## GIVEN REQUEST A
Put the records into a Markdown table with two columns, Row and Record line, starting at the first line of the records and running through the line containing "- legend-label-2014: 2014: [462, 381, 570, 435]", and leave out blank lines.

## SELECTED TEXT

An Appreciation – Rocky

There are many movies that feature underdog characters, but very few are as good and as inspirational as Rocky (1976). Directed by John G. Avildsen and written by and starring Sylvester Stallone as the titular character, the film is a moving emotional journey about a no-name fighter who is given the miracle chance of becoming a world champion. But more than that, the movie is a story of a man who simply wants to be the best that he can possibly be. He wishes to crawl out of the depths that life has put him in and earn the self-respect that even he doesn’t feel he has. The movie is about so much more than just the final fight, and it is about more than just a fighter. It is about a man’s life; it is about that man trying to find his share of happiness, however small that may be.

The film is so beloved because the character is one that we so easily can fall in love with. Rocky Balboa is so inherently good, so lovable and endearing, that it is difficult to not find sympathy for him. Stallone wrote Balboa with dialogue that is not eloquent, but his feelings and emotions are so strong that words don’t even need to be said to express what he is going through. He is of meager living conditions, spending his nights boxing in small, rundown clubs for very little pay. During the day, he works as a collector for a small time loan shark named Tony Gazzo (Joe Spinell). But even though he works for a low rent criminal, Rocky is certainly not a bad person himself. He tries to find the good in people, and wants to help others when he can. When Gazzo orders Rocky to break the thumbs of a person who hasn’t yet repaid their debts, Rocky feels for the man and lets him go, even though he knows that he’ll end up being reprimanded for it. Yes, Rocky fights in a brutal sport and works with brutal people, but he is not a brutal person.

Rocky lives in a very humble environment. The apartment he resides in is quaint to say the least, with empty beers bottles scattered around and loose newspapers adorning his couch and coffee tables. I think the way his apartment is says a lot about how Rocky thinks about himself. It’s clear that Rocky’s self esteem is not very high. He thinks very low of who he is as a person, and admits it often. Philadelphia is portrayed as a drab, cold city, one of dirty alleyways and sidewalks, with suspicious people hanging out on the street corners, seemingly up to no good. It’s a world where one can easily become lost and corrupted, and Rocky knows this. In a poignant scene, Rocky attempts to teach a young girl named Marie (Jodi Lestizia) the dangers about hanging out with the wrong crowd, only to be completely dismissed and called a “creep-o.” Watch Rocky’s reaction as he heads back down the street, calling himself a “creep-o” as well. Rocky knows that people think of him as a nobody, and it is likely that he would agree also. At the boxing gym, his gear gets taken out of his locker for an up-and-coming prospect, and when he asks the trainer Mickey (Burgess Meredith) why, Mickey’s response is because he is a bum.

## RECORDS SUPPLIED
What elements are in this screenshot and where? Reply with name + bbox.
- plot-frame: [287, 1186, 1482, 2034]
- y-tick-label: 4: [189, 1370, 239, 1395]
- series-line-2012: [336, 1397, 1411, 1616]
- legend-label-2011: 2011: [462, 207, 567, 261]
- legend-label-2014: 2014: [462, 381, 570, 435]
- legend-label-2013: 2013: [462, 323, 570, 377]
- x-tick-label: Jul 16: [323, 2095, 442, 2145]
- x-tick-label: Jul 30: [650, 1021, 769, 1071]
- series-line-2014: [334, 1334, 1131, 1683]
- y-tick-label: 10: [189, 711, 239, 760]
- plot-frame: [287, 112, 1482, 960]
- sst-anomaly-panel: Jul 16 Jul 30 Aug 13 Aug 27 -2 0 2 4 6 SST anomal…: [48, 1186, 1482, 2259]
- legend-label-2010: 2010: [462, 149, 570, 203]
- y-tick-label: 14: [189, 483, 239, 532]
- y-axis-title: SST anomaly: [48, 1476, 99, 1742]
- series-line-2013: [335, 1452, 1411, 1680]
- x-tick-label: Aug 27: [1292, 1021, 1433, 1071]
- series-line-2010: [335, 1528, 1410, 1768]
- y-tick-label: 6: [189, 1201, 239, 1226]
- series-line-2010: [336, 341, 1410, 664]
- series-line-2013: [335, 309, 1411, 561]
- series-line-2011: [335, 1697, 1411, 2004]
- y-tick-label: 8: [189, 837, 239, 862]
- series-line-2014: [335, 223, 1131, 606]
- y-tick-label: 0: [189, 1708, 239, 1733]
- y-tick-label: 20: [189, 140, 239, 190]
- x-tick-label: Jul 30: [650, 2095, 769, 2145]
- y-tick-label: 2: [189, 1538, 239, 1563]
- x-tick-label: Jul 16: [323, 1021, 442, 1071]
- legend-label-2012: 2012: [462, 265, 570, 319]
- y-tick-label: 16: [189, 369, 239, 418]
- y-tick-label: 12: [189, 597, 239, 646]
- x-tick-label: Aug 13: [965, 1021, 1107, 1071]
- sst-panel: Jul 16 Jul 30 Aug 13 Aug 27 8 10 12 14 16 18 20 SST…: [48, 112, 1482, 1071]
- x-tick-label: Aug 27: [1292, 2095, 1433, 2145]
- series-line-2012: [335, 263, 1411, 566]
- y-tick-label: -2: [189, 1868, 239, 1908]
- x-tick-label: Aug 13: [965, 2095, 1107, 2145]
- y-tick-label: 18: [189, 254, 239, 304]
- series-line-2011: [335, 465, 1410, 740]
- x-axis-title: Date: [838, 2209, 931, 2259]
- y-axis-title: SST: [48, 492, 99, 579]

## GIVEN REQUEST B
Condense the paragraph of the Rocky appreciation that begins "Rocky lives in a very humble environment" into a short bulleted list of its main facts.

## TASK RESULT A
| Row | Record line |
|---|---|
| 1 | What elements are in this screenshot and where? Reply with name + bbox. |
| 2 | - plot-frame: [287, 1186, 1482, 2034] |
| 3 | - y-tick-label: 4: [189, 1370, 239, 1395] |
| 4 | - series-line-2012: [336, 1397, 1411, 1616] |
| 5 | - legend-label-2011: 2011: [462, 207, 567, 261] |
| 6 | - legend-label-2014: 2014: [462, 381, 570, 435] |

## TASK RESULT B
- Rocky lives in a modest apartment with empty beer bottles scattered around and loose newspapers on his couch and coffee tables. The reviewer sees this as a sign of how he thinks of himself.
- His self-esteem is low. He thinks little of himself and often admits it.
- Philadelphia is shown as a drab, cold city of dirty alleys and sidewalks, with suspicious people on street corners. It is a place where one can easily become lost and corrupted, and Rocky knows this.
- Rocky warns a young girl, Marie (Jodi Lestizia), about the wrong crowd. She dismisses him and calls him a "creep-o," and he calls himself one as he heads back down the street.
- Rocky knows people see him as a nobody and likely agrees.
- At the boxing gym, his gear is taken out of his locker for an up-and-coming prospect. When he asks why, trainer Mickey (Burgess Meredith) says it is because he is a bum.